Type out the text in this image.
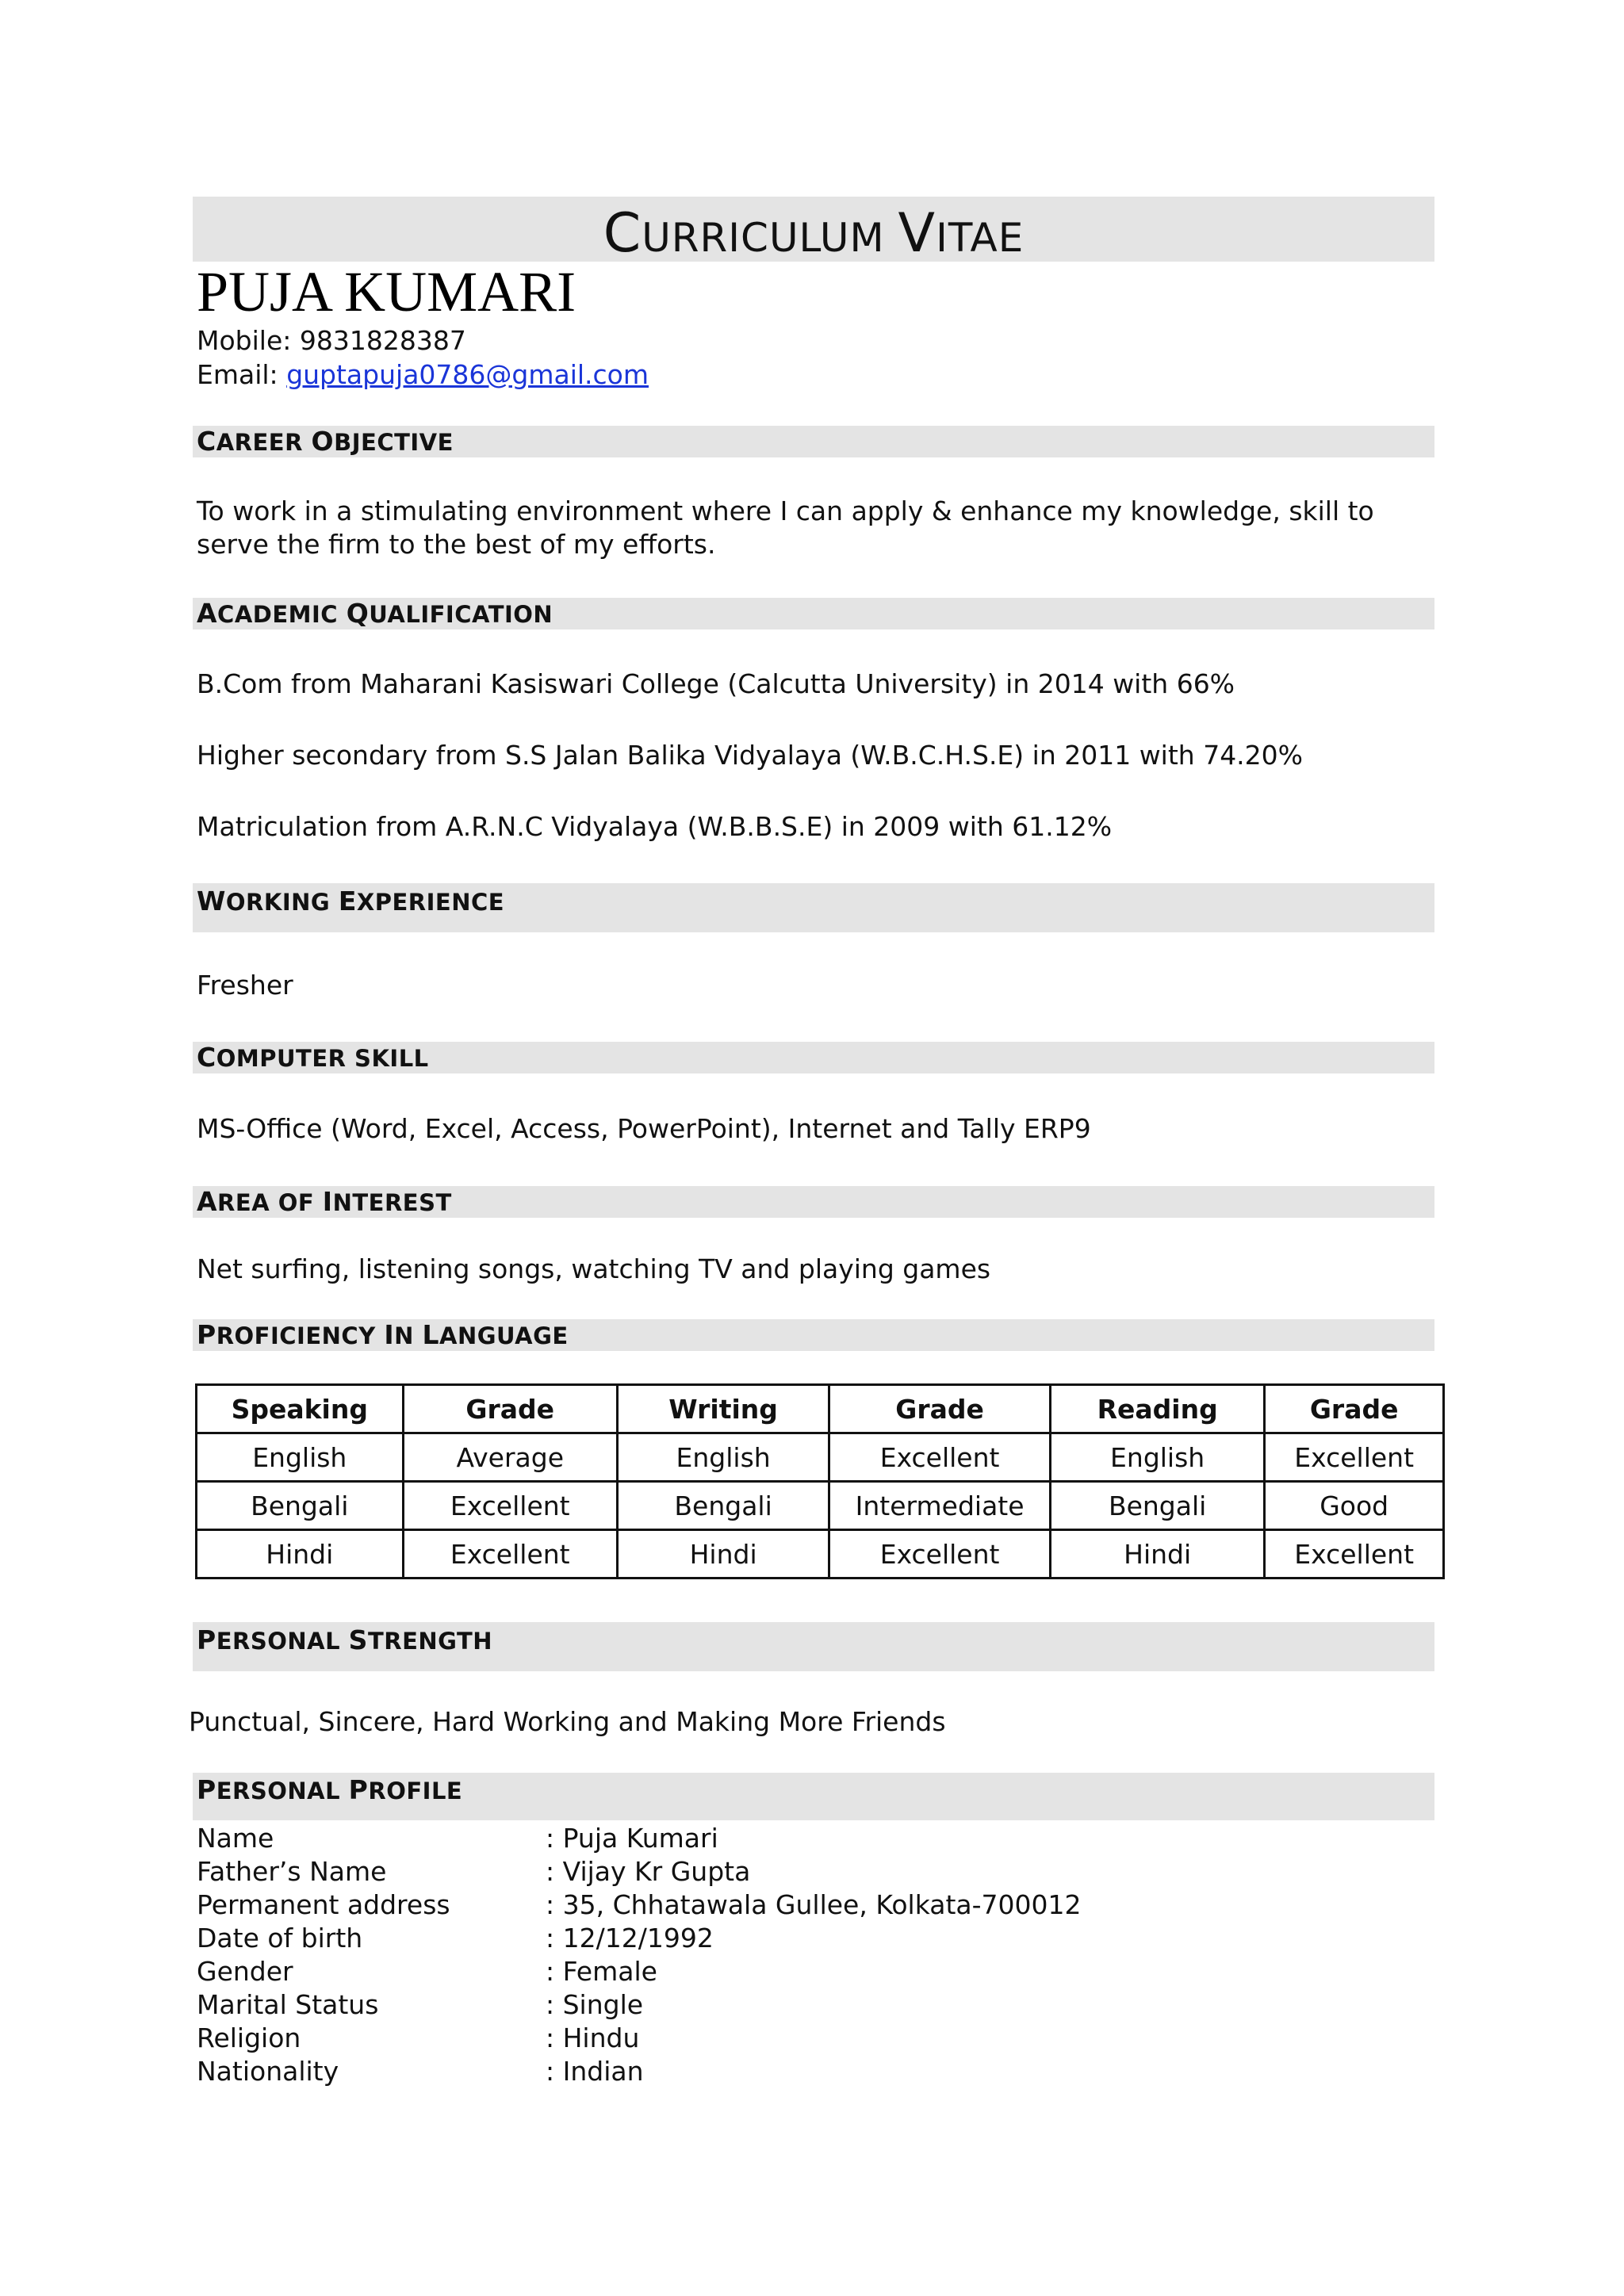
CURRICULUM VITAE
PUJA KUMARI
Mobile: 9831828387
Email: guptapuja0786@gmail.com
CAREER OBJECTIVE
To work in a stimulating environment where I can apply & enhance my knowledge, skill to serve the firm to the best of my efforts.
ACADEMIC QUALIFICATION
B.Com from Maharani Kasiswari College (Calcutta University) in 2014 with 66%
Higher secondary from S.S Jalan Balika Vidyalaya (W.B.C.H.S.E) in 2011 with 74.20%
Matriculation from A.R.N.C Vidyalaya (W.B.B.S.E) in 2009 with 61.12%
WORKING EXPERIENCE
Fresher
COMPUTER SKILL
MS-Office (Word, Excel, Access, PowerPoint), Internet and Tally ERP9
AREA OF INTEREST
Net surfing, listening songs, watching TV and playing games
PROFICIENCY IN LANGUAGE
Speaking	Grade	Writing	Grade	Reading	Grade
English	Average	English	Excellent	English	Excellent
Bengali	Excellent	Bengali	Intermediate	Bengali	Good
Hindi	Excellent	Hindi	Excellent	Hindi	Excellent
PERSONAL STRENGTH
Punctual, Sincere, Hard Working and Making More Friends
PERSONAL PROFILE
Name	: Puja Kumari
Father’s Name	: Vijay Kr Gupta
Permanent address	: 35, Chhatawala Gullee, Kolkata-700012
Date of birth	: 12/12/1992
Gender	: Female
Marital Status	: Single
Religion	: Hindu
Nationality	: Indian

#### Prompt
Output the material word for word, omitting its pictures.

#### Result of the exercise
Type out the text in this image.
CURRICULUM VITAE
PUJA KUMARI
Mobile: 9831828387
Email: guptapuja0786@gmail.com
CAREER OBJECTIVE
To work in a stimulating environment where I can apply & enhance my knowledge, skill to serve the firm to the best of my efforts.
ACADEMIC QUALIFICATION
B.Com from Maharani Kasiswari College (Calcutta University) in 2014 with 66%
Higher secondary from S.S Jalan Balika Vidyalaya (W.B.C.H.S.E) in 2011 with 74.20%
Matriculation from A.R.N.C Vidyalaya (W.B.B.S.E) in 2009 with 61.12%
WORKING EXPERIENCE
Fresher
COMPUTER SKILL
MS-Office (Word, Excel, Access, PowerPoint), Internet and Tally ERP9
AREA OF INTEREST
Net surfing, listening songs, watching TV and playing games
PROFICIENCY IN LANGUAGE
Speaking	Grade	Writing	Grade	Reading	Grade
English	Average	English	Excellent	English	Excellent
Bengali	Excellent	Bengali	Intermediate	Bengali	Good
Hindi	Excellent	Hindi	Excellent	Hindi	Excellent
PERSONAL STRENGTH
Punctual, Sincere, Hard Working and Making More Friends
PERSONAL PROFILE
Name	: Puja Kumari
Father’s Name	: Vijay Kr Gupta
Permanent address	: 35, Chhatawala Gullee, Kolkata-700012
Date of birth	: 12/12/1992
Gender	: Female
Marital Status	: Single
Religion	: Hindu
Nationality	: Indian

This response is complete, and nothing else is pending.